--- Begin Input material ---
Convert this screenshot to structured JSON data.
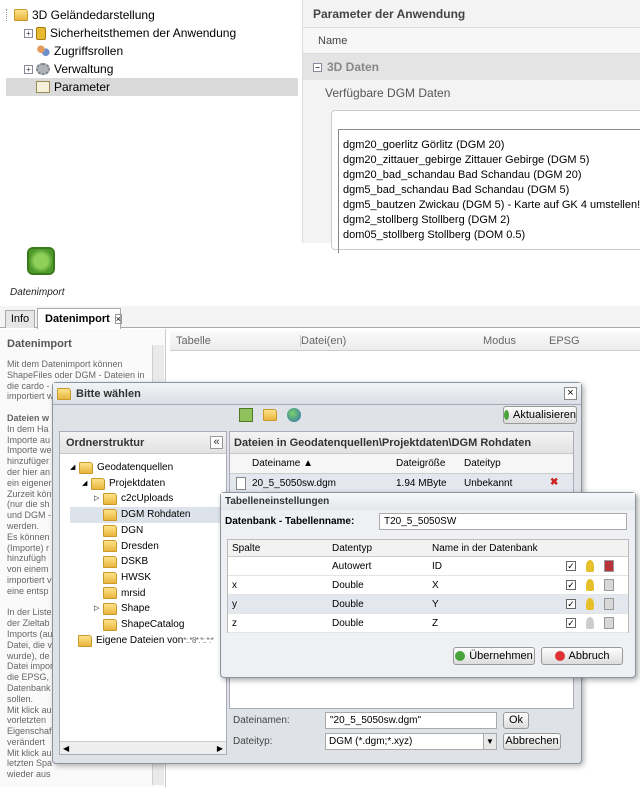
{
  "tree": {
    "root": "3D Geländedarstellung",
    "items": [
      "Sicherheitsthemen der Anwendung",
      "Zugriffsrollen",
      "Verwaltung",
      "Parameter"
    ]
  },
  "params": {
    "title": "Parameter der Anwendung",
    "col_name": "Name",
    "group": "3D Daten",
    "field_label": "Verfügbare DGM Daten",
    "dgm_list": [
      "dgm20_goerlitz Görlitz (DGM 20)",
      "dgm20_zittauer_gebirge Zittauer Gebirge (DGM 5)",
      "dgm20_bad_schandau Bad Schandau (DGM 20)",
      "dgm5_bad_schandau Bad Schandau (DGM 5)",
      "dgm5_bautzen Zwickau (DGM 5) - Karte auf  GK 4 umstellen!",
      "dgm2_stollberg Stollberg (DGM 2)",
      "dom05_stollberg Stollberg (DOM 0.5)"
    ]
  },
  "toolbar": {
    "datenimport": "Datenimport"
  },
  "tabs": {
    "info": "Info",
    "datenimport": "Datenimport",
    "close": "×"
  },
  "main_cols": [
    "Tabelle",
    "Datei(en)",
    "Modus",
    "EPSG"
  ],
  "left_panel": {
    "title": "Datenimport",
    "lines": [
      "Mit dem Datenimport können",
      "ShapeFiles oder DGM - Dateien in",
      "die cardo -",
      "importiert w",
      "",
      "Dateien w",
      "In dem Ha",
      "Importe au",
      "Importe we",
      "hinzufüger",
      "der hier an",
      "ein eigener",
      "Zurzeit kön",
      "(nur die sh",
      "und DGM -",
      "werden.",
      "Es können",
      "(Importe) r",
      "hinzufügh",
      "von einem",
      "importiert v",
      "eine entsp",
      "",
      "In der Liste",
      "der Zieltab",
      "Imports (au",
      "Datei, die v",
      "wurde), de",
      "Datei impor",
      "die EPSG, r",
      "Datenbank",
      "sollen.",
      "Mit klick au",
      "vorletzten",
      "Eigenschaf",
      "verändert",
      "Mit klick au",
      "letzten Spa",
      "wieder aus"
    ]
  },
  "dialog": {
    "title": "Bitte wählen",
    "close": "×",
    "refresh": "Aktualisieren",
    "folder_title": "Ordnerstruktur",
    "collapse": "«",
    "folders": {
      "root": "Geodatenquellen",
      "project": "Projektdaten",
      "items": [
        "c2cUploads",
        "DGM Rohdaten",
        "DGN",
        "Dresden",
        "DSKB",
        "HWSK",
        "mrsid",
        "Shape",
        "ShapeCatalog"
      ],
      "own": "Eigene Dateien von ",
      "own_mask": "*:.*8*.*:.*:*"
    },
    "files_title": "Dateien in Geodatenquellen\\Projektdaten\\DGM Rohdaten",
    "file_cols": [
      "Dateiname ▲",
      "Dateigröße",
      "Dateityp"
    ],
    "file": {
      "name": "20_5_5050sw.dgm",
      "size": "1.94 MByte",
      "type": "Unbekannt",
      "delete": "✖"
    },
    "filename_label": "Dateinamen:",
    "filename_value": "\"20_5_5050sw.dgm\"",
    "ok": "Ok",
    "filetype_label": "Dateityp:",
    "filetype_value": "DGM (*.dgm;*.xyz)",
    "cancel": "Abbrechen"
  },
  "table_dialog": {
    "title": "Tabelleneinstellungen",
    "label": "Datenbank - Tabellenname:",
    "value": "T20_5_5050SW",
    "cols": [
      "Spalte",
      "Datentyp",
      "Name in der Datenbank"
    ],
    "rows": [
      {
        "spalte": "",
        "typ": "Autowert",
        "name": "ID"
      },
      {
        "spalte": "x",
        "typ": "Double",
        "name": "X"
      },
      {
        "spalte": "y",
        "typ": "Double",
        "name": "Y"
      },
      {
        "spalte": "z",
        "typ": "Double",
        "name": "Z"
      }
    ],
    "apply": "Übernehmen",
    "abort": "Abbruch",
    "check": "✓"
  },
  "colors": {
    "accent": "#3d6fa8",
    "selected": "#dadada",
    "bar": "#efefef"
  }
}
--- End Input material ---
Task instructions - Within the entries above, how many lines contain "Parameter"? Respond with the number only.

Written solution - 2